• Stored data entries:
● ● ● ● ●
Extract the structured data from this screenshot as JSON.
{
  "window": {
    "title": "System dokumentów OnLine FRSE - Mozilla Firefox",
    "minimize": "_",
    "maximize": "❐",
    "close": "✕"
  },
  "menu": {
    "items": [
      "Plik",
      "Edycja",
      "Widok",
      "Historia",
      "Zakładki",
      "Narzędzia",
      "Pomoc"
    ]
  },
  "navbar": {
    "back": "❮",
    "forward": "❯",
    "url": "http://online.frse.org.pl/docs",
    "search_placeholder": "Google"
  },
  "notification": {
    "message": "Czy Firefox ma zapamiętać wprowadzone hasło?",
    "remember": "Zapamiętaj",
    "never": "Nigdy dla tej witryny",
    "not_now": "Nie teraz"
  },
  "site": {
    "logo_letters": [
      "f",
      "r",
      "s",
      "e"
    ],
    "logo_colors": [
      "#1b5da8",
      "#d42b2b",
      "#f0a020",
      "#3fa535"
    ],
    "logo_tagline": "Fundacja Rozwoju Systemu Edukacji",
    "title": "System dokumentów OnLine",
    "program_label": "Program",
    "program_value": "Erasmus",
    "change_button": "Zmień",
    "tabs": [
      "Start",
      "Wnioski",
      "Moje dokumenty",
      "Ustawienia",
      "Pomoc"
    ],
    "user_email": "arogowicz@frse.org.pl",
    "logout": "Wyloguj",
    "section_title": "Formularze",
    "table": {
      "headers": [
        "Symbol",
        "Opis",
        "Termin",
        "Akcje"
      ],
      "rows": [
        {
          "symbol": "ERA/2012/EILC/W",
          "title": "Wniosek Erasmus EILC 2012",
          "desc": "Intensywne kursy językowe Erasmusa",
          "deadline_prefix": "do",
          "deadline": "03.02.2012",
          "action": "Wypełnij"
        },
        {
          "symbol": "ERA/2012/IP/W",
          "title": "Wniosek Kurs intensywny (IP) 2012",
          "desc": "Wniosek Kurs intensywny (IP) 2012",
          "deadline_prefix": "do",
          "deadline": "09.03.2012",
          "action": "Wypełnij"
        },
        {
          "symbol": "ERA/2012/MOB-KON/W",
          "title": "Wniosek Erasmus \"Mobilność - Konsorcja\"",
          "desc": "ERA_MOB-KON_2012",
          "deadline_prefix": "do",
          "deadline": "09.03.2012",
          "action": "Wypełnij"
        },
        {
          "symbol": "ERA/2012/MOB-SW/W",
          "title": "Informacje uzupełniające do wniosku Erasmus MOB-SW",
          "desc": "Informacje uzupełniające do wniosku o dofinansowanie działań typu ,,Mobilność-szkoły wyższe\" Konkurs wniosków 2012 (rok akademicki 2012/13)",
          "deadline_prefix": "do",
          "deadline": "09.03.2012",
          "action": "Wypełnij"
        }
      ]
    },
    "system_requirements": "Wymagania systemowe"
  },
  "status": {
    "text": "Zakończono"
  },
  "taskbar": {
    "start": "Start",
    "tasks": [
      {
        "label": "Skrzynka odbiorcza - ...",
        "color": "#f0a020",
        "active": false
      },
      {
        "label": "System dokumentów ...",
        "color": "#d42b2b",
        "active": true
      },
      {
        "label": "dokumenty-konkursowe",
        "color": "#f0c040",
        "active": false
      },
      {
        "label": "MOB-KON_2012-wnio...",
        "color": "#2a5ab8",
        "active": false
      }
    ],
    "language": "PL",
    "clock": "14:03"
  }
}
● ● ● ● ●
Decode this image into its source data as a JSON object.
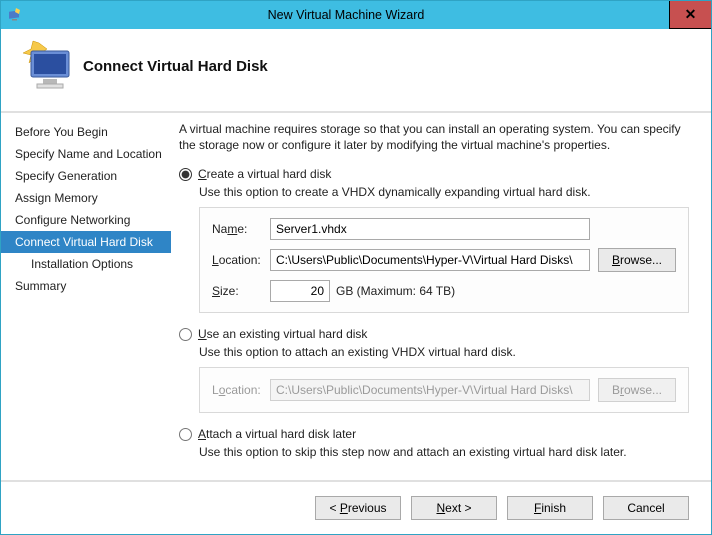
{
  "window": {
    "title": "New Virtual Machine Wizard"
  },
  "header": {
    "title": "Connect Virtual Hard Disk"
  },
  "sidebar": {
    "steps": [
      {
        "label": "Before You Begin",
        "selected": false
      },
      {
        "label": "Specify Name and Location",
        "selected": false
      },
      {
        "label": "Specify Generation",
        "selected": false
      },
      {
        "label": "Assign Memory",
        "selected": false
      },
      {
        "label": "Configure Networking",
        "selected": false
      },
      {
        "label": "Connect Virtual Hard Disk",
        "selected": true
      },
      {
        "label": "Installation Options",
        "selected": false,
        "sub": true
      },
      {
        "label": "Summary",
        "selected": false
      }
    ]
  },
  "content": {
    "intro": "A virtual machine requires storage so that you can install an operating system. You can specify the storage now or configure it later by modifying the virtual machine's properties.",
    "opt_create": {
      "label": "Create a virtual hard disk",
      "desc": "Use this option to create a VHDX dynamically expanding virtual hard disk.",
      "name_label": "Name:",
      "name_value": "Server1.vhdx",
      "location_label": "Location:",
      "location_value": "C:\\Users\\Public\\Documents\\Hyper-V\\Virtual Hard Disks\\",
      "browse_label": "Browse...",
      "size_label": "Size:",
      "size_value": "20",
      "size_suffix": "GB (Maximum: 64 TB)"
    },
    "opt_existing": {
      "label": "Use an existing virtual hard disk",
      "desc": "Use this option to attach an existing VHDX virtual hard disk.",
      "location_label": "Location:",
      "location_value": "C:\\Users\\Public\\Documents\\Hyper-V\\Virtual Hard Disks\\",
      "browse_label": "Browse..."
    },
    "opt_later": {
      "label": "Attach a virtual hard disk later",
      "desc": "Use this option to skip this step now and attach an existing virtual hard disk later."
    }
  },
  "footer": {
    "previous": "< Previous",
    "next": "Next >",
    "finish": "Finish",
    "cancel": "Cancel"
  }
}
● ● ● ● ●
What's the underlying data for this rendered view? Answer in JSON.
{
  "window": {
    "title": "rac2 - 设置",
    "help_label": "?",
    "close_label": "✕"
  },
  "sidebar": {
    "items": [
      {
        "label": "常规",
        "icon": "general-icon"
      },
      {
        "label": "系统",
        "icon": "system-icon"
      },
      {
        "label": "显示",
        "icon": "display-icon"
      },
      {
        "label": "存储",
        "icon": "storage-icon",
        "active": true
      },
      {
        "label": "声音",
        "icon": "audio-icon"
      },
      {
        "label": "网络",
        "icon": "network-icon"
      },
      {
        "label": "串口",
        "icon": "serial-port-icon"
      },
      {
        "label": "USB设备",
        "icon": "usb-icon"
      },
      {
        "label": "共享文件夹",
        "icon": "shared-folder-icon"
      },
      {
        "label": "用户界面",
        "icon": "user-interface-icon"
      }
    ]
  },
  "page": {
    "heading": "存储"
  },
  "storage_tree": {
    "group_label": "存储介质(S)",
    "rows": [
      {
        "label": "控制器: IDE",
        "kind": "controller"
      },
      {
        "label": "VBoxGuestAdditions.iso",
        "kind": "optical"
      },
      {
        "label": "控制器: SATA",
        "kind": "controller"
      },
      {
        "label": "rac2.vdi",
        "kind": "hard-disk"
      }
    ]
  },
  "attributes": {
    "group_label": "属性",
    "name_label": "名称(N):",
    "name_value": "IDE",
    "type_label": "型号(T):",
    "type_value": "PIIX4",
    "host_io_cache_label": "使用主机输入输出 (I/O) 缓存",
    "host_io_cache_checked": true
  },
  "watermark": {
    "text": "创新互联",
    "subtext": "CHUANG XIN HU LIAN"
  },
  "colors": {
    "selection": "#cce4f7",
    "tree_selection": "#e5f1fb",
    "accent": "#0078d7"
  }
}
● ● ● ● ●
• Task instructions: Report every line containing the word "Informacje" from the listing above.

• Complete output:
          "title": "Informacje uzupełniające do wniosku Erasmus MOB-SW",
          "desc": "Informacje uzupełniające do wniosku o dofinansowanie działań typu ,,Mobilność-szkoły wyższe\" Konkurs wniosków 2012 (rok akademicki 2012/13)",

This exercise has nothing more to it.